**What to produce:** Make an exact copy of the lines, leaving the pictures out.

# Start of Raw records

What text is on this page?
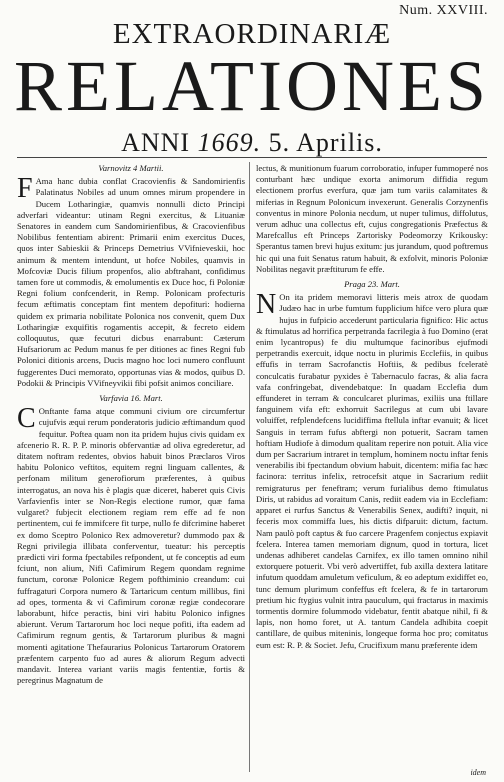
Num. XXVIII.
EXTRAORDINARIÆ
RELATIONES
ANNI 1669. 5. Aprilis.
Varnovitz 4 Martii.

F Ama hanc dubia conflat Cracovienfis & Sandomirienfis Palatinatus Nobiles ad unum omnes mirum propendere in Ducem Lotharingiæ, quamvis nonnulli dicto Principi adverfari videantur: utinam Regni exercitus, & Lituaniæ Senatores in eandem cum Sandomirienfibus, & Cracovienfibus Nobilibus fententiam abirent: Primarii enim exercitus Duces, quos inter Sabieskii & Princeps Demetrius VVifnieveskii, hoc animum & mentem intendunt, ut hofce Nobiles, quamvis in Mofcoviæ Ducis filium propenfos, alio abftrahant, confidimus tamen fore ut commodis, & emolumentis ex Duce hoc, fi Poloniæ Regni folium confcenderit, in Remp. Polonicam profecturis fecum æftimatis conceptam fint mentem depofituri: hodierna quidem ex primaria nobilitate Polonica nos convenit, quem Dux Lotharingiæ exquifitis rogamentis accepit, & fecreto eidem colloquutus, quæ fecuturi dicbus enarrabunt: Cæterum Hufsariorum ac Pedum manus fe per ditiones ac fines Regni fub Polonici ditionis arcens, Ducis magno hoc loci numero confluunt fuggerentes Duci memorato, opportunas vias & modos, quibus D. Podokii & Principis VVifneyvikii fibi pofsit animos conciliare.

Varfavia 16. Mart.

C Onftante fama atque communi civium ore circumfertur cujufvis æqui rerum ponderatoris judicio æftimandum quod fequitur. Poftea quam non ita pridem hujus civis quidam ex afcenerio R. R. P. P. minoris obfervantiæ ad oliva egrederetur, ad ditatem noftram redentes, obvios habuit binos Præclaros Viros habitu Polonico veftitos, equitem regni linguam callentes, & perfonam militum generofiorum præferentes, à quibus interrogatus, an nova his è plagis quæ diceret, haberet quis Civis Varfavienfis inter se Non-Regis electione rumor, quæ fama vulgaret? fubjecit electionem regiam rem effe ad fe non pertinentem, cui fe immifcere fit turpe, nullo fe difcrimine haberet ex domo Sceptro Polonico Rex admoveretur? dummodo pax & Regni privilegia illibata conferventur, tueatur: his perceptis prædicti viri forma fpectabiles refpondent, ut fe conceptis ad eum fciunt, non alium, Nifi Cafimirum Regem quondam regnime functum, coronæ Polonicæ Regem pofthiminio creandum: cui fuffragaturi Corpora numero & Tartaricum centum millibus, fini ad opes, tormenta & vi Cafimirum coronæ regiæ condecorare laborabunt, hifce peractis, bini viri habitu Polonico infignes abierunt. Verum Tartarorum hoc loci neque pofiti, ifta eadem ad Cafimirum regnum gentis, & Tartarorum pluribus & magni momenti agitatione Thefaurarius Polonicus Tartarorum Oratorem præfentem carpento fuo ad aures & aliorum Regum advecti mandavit. Interea variant variis magis fententiæ, fortis & peregrinus Magnatum de

lectus, & munitionum fuarum corroboratio, infuper fummoperé nos conturbant hæc undique exorta animorum diffidia regum electionem prorfus everfura, quæ jam tum variis calamitates & miferias in Regnum Polonicum invexerunt. Generalis Corzynenfis conventus in minore Polonia necdum, ut nuper tulimus, diffolutus, verum adhuc una collectus eft, cujus congregationis Præfectus & Marefcallus eft Princeps Zartorisky Podeomorzy Krikousky: Sperantus tamen brevi hujus exitum: jus jurandum, quod poftremus hic qui una fuit Senatus ratum habuit, & exfolvit, minoris Poloniæ Nobilitas negavit præftiturum fe effe.

Praga 23. Mart.

N On ita pridem memoravi litteris meis atrox de quodam Judæo hac in urbe fumtum fupplicium hifce vero plura quæ hujus in fufpicio accederunt particularia fignifico: Hic actus & ftimulatus ad horrifica perpetranda facrilegia à fuo Domino (erat enim lycantropus) fe diu multumque facinoribus ejufmodi perpetrandis exercuit, idque noctu in plurimis Ecclefiis, in quibus effufis in terram Sacrofanctis Hoftiis, & pedibus fceleratè conculcatis furabatur pyxides è Tabernaculo facras, & alia facra vafa confringebat, divendebatque: In quadam Ecclefia dum effunderet in terram & conculcaret plurimas, exiliis una ftillare fanguinem vifa eft: exhorruit Sacrilegus at cum ubi lavare voluiffet, refplendefcens lucidiffima ftellula inftar evanuit; & licet Sanguis in terram fufus abftergi non potuerit, Sacram tamen hoftiam Hudiofe à dimodum qualitam reperire non potuit. Alia vice dum per Sacrarium intraret in templum, hominem noctu inftar fenis venerabilis ibi fpectandum obvium habuit, dicentem: mifia fac hæc facinora: territus infelix, retrocefsit atque in Sacrarium rediit remigraturus per feneftram; verum furialibus demo ftimulatus Diris, ut rabidus ad voraitum Canis, rediit eadem via in Ecclefiam: apparet ei rurfus Sanctus & Venerabilis Senex, audifti? inquit, ni feceris mox commiffa lues, his dictis difparuit: dictum, factum. Nam paulò poft captus & fuo carcere Pragenfem conjectus expiavit fcelera. Interea tamen memoriam dignum, quod in tortura, licet undenas adhiberet candelas Carnifex, ex illo tamen omnino nihil extorquere potuerit. Vbi verò advertiffet, fub axilla dextera latitare infutum quoddam amuletum veficulum, & eo adeptum exidiffet eo, tunc demum plurimum confeffus eft fcelera, & fe in tartarorum pretium hic ftygius vulnit intra pauculum, qui fractarus in maximis tormentis dormire folummodo videbatur, fentit abatque nihil, fi & lapis, non homo foret, ut A. tantum Candela adhibita coepit cantillare, de quibus miteninis, longeque forma hoc pro; comitatus eum est: R. P. & Societ. Jefu, Crucifixum manu præferente idem

idem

# End of Raw records

**Solution for this task:**
What text is on this page?
Num. XXVIII.
EXTRAORDINARIÆ
RELATIONES
ANNI 1669. 5. Aprilis.
Varnovitz 4 Martii.

F Ama hanc dubia conflat Cracovienfis & Sandomirienfis Palatinatus Nobiles ad unum omnes mirum propendere in Ducem Lotharingiæ, quamvis nonnulli dicto Principi adverfari videantur: utinam Regni exercitus, & Lituaniæ Senatores in eandem cum Sandomirienfibus, & Cracovienfibus Nobilibus fententiam abirent: Primarii enim exercitus Duces, quos inter Sabieskii & Princeps Demetrius VVifnieveskii, hoc animum & mentem intendunt, ut hofce Nobiles, quamvis in Mofcoviæ Ducis filium propenfos, alio abftrahant, confidimus tamen fore ut commodis, & emolumentis ex Duce hoc, fi Poloniæ Regni folium confcenderit, in Remp. Polonicam profecturis fecum æftimatis conceptam fint mentem depofituri: hodierna quidem ex primaria nobilitate Polonica nos convenit, quem Dux Lotharingiæ exquifitis rogamentis accepit, & fecreto eidem colloquutus, quæ fecuturi dicbus enarrabunt: Cæterum Hufsariorum ac Pedum manus fe per ditiones ac fines Regni fub Polonici ditionis arcens, Ducis magno hoc loci numero confluunt fuggerentes Duci memorato, opportunas vias & modos, quibus D. Podokii & Principis VVifneyvikii fibi pofsit animos conciliare.

Varfavia 16. Mart.

C Onftante fama atque communi civium ore circumfertur cujufvis æqui rerum ponderatoris judicio æftimandum quod fequitur. Poftea quam non ita pridem hujus civis quidam ex afcenerio R. R. P. P. minoris obfervantiæ ad oliva egrederetur, ad ditatem noftram redentes, obvios habuit binos Præclaros Viros habitu Polonico veftitos, equitem regni linguam callentes, & perfonam militum generofiorum præferentes, à quibus interrogatus, an nova his è plagis quæ diceret, haberet quis Civis Varfavienfis inter se Non-Regis electione rumor, quæ fama vulgaret? fubjecit electionem regiam rem effe ad fe non pertinentem, cui fe immifcere fit turpe, nullo fe difcrimine haberet ex domo Sceptro Polonico Rex admoveretur? dummodo pax & Regni privilegia illibata conferventur, tueatur: his perceptis prædicti viri forma fpectabiles refpondent, ut fe conceptis ad eum fciunt, non alium, Nifi Cafimirum Regem quondam regnime functum, coronæ Polonicæ Regem pofthiminio creandum: cui fuffragaturi Corpora numero & Tartaricum centum millibus, fini ad opes, tormenta & vi Cafimirum coronæ regiæ condecorare laborabunt, hifce peractis, bini viri habitu Polonico infignes abierunt. Verum Tartarorum hoc loci neque pofiti, ifta eadem ad Cafimirum regnum gentis, & Tartarorum pluribus & magni momenti agitatione Thefaurarius Polonicus Tartarorum Oratorem præfentem carpento fuo ad aures & aliorum Regum advecti mandavit. Interea variant variis magis fententiæ, fortis & peregrinus Magnatum de

lectus, & munitionum fuarum corroboratio, infuper fummoperé nos conturbant hæc undique exorta animorum diffidia regum electionem prorfus everfura, quæ jam tum variis calamitates & miferias in Regnum Polonicum invexerunt. Generalis Corzynenfis conventus in minore Polonia necdum, ut nuper tulimus, diffolutus, verum adhuc una collectus eft, cujus congregationis Præfectus & Marefcallus eft Princeps Zartorisky Podeomorzy Krikousky: Sperantus tamen brevi hujus exitum: jus jurandum, quod poftremus hic qui una fuit Senatus ratum habuit, & exfolvit, minoris Poloniæ Nobilitas negavit præftiturum fe effe.

Praga 23. Mart.

N On ita pridem memoravi litteris meis atrox de quodam Judæo hac in urbe fumtum fupplicium hifce vero plura quæ hujus in fufpicio accederunt particularia fignifico: Hic actus & ftimulatus ad horrifica perpetranda facrilegia à fuo Domino (erat enim lycantropus) fe diu multumque facinoribus ejufmodi perpetrandis exercuit, idque noctu in plurimis Ecclefiis, in quibus effufis in terram Sacrofanctis Hoftiis, & pedibus fceleratè conculcatis furabatur pyxides è Tabernaculo facras, & alia facra vafa confringebat, divendebatque: In quadam Ecclefia dum effunderet in terram & conculcaret plurimas, exiliis una ftillare fanguinem vifa eft: exhorruit Sacrilegus at cum ubi lavare voluiffet, refplendefcens lucidiffima ftellula inftar evanuit; & licet Sanguis in terram fufus abftergi non potuerit, Sacram tamen hoftiam Hudiofe à dimodum qualitam reperire non potuit. Alia vice dum per Sacrarium intraret in templum, hominem noctu inftar fenis venerabilis ibi fpectandum obvium habuit, dicentem: mifia fac hæc facinora: territus infelix, retrocefsit atque in Sacrarium rediit remigraturus per feneftram; verum furialibus demo ftimulatus Diris, ut rabidus ad voraitum Canis, rediit eadem via in Ecclefiam: apparet ei rurfus Sanctus & Venerabilis Senex, audifti? inquit, ni feceris mox commiffa lues, his dictis difparuit: dictum, factum. Nam paulò poft captus & fuo carcere Pragenfem conjectus expiavit fcelera. Interea tamen memoriam dignum, quod in tortura, licet undenas adhiberet candelas Carnifex, ex illo tamen omnino nihil extorquere potuerit. Vbi verò advertiffet, fub axilla dextera latitare infutum quoddam amuletum veficulum, & eo adeptum exidiffet eo, tunc demum plurimum confeffus eft fcelera, & fe in tartarorum pretium hic ftygius vulnit intra pauculum, qui fractarus in maximis tormentis dormire folummodo videbatur, fentit abatque nihil, fi & lapis, non homo foret, ut A. tantum Candela adhibita coepit cantillare, de quibus miteninis, longeque forma hoc pro; comitatus eum est: R. P. & Societ. Jefu, Crucifixum manu præferente idem

idem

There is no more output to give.